**WORK INSTRUCTIONS:** Your task is to filter the data below down to the lines holding "Division".

::::::

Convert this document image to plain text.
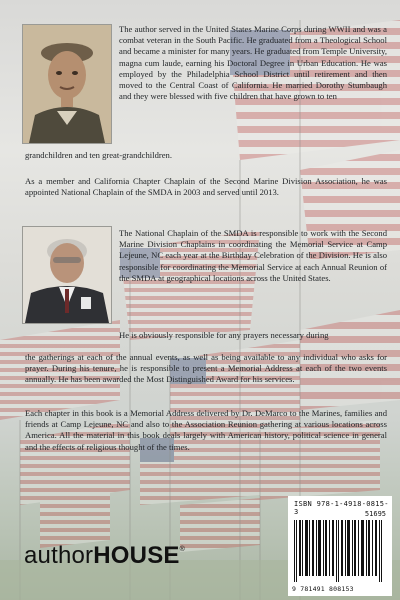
The author served in the United States Marine Corps during WWII and was a combat veteran in the South Pacific. He graduated from a Theological School and became a minister for many years. He graduated from Temple University, magna cum laude, earning his Doctoral Degree in Urban Education. He was employed by the Philadelphia School District until retirement and then moved to the Central Coast of California. He married Dorothy Stumbaugh and they were blessed with five children that have grown to ten

grandchildren and ten great-grandchildren.

As a member and California Chapter Chaplain of the Second Marine Division Association, he was appointed National Chaplain of the SMDA in 2003 and served until 2013.

The National Chaplain of the SMDA is responsible to work with the Second Marine Division Chaplains in coordinating the Memorial Service at Camp Lejeune, NC each year at the Birthday Celebration of the Division. He is also responsible for coordinating the Memorial Service at each Annual Reunion of the SMDA at geographical locations across the United States.

He is obviously responsible for any prayers necessary during

the gatherings at each of the annual events, as well as being available to any individual who asks for prayer. During his tenure, he is responsible to present a Memorial Address at each of the two events annually. He has been awarded the Most Distinguished Award for his services.

Each chapter in this book is a Memorial Address delivered by Dr. DeMarco to the Marines, families and friends at Camp Lejeune, NC and also to the Association Reunion gathering at various locations across America. All the material in this book deals largely with American history, political science in general and the effects of religious thought of the times.

ISBN 978-1-4918-0815-3	51695
9 781491 808153
authorHOUSE®
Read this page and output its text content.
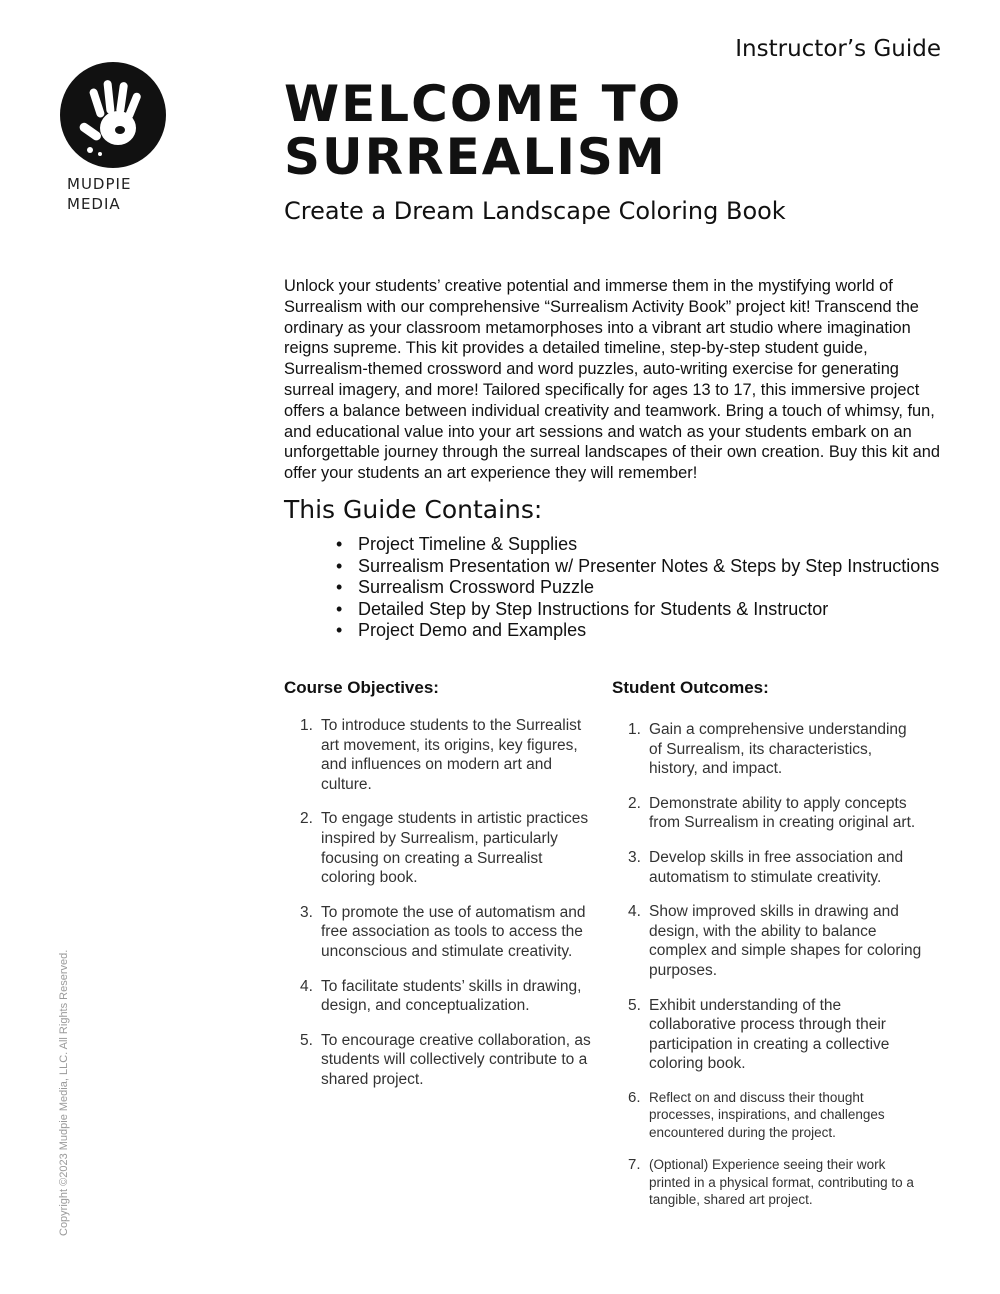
Instructor’s Guide
MUDPIE
MEDIA
WELCOME TO
SURREALISM
Create a Dream Landscape Coloring Book

Unlock your students’ creative potential and immerse them in the mystifying world of Surrealism with our comprehensive “Surrealism Activity Book” project kit! Transcend the ordinary as your classroom metamorphoses into a vibrant art studio where imagination reigns supreme. This kit provides a detailed timeline, step-by-step student guide, Surrealism-themed crossword and word puzzles, auto-writing exercise for generating surreal imagery, and more! Tailored specifically for ages 13 to 17, this immersive project offers a balance between individual creativity and teamwork. Bring a touch of whimsy, fun, and educational value into your art sessions and watch as your students embark on an unforgettable journey through the surreal landscapes of their own creation. Buy this kit and offer your students an art experience they will remember!

This Guide Contains:
• Project Timeline & Supplies
• Surrealism Presentation w/ Presenter Notes & Steps by Step Instructions
• Surrealism Crossword Puzzle
• Detailed Step by Step Instructions for Students & Instructor
• Project Demo and Examples
Course Objectives:
1. To introduce students to the Surrealist art movement, its origins, key figures, and influences on modern art and culture.
2. To engage students in artistic practices inspired by Surrealism, particularly focusing on creating a Surrealist coloring book.
3. To promote the use of automatism and free association as tools to access the unconscious and stimulate creativity.
4. To facilitate students’ skills in drawing, design, and conceptualization.
5. To encourage creative collaboration, as students will collectively contribute to a shared project.
Student Outcomes:
1. Gain a comprehensive understanding of Surrealism, its characteristics, history, and impact.
2. Demonstrate ability to apply concepts from Surrealism in creating original art.
3. Develop skills in free association and automatism to stimulate creativity.
4. Show improved skills in drawing and design, with the ability to balance complex and simple shapes for coloring purposes.
5. Exhibit understanding of the collaborative process through their participation in creating a collective coloring book.
6. Reflect on and discuss their thought processes, inspirations, and challenges encountered during the project.
7. (Optional) Experience seeing their work printed in a physical format, contributing to a tangible, shared art project.
Copyright ©2023 Mudpie Media, LLC. All Rights Reserved.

::::::

**WORKED ANSWER:**
As a member and California Chapter Chaplain of the Second Marine Division Association, he was appointed National Chaplain of the SMDA in 2003 and served until 2013.
The National Chaplain of the SMDA is responsible to work with the Second Marine Division Chaplains in coordinating the Memorial Service at Camp Lejeune, NC each year at the Birthday Celebration of the Division. He is also responsible for coordinating the Memorial Service at each Annual Reunion of the SMDA at geographical locations across the United States.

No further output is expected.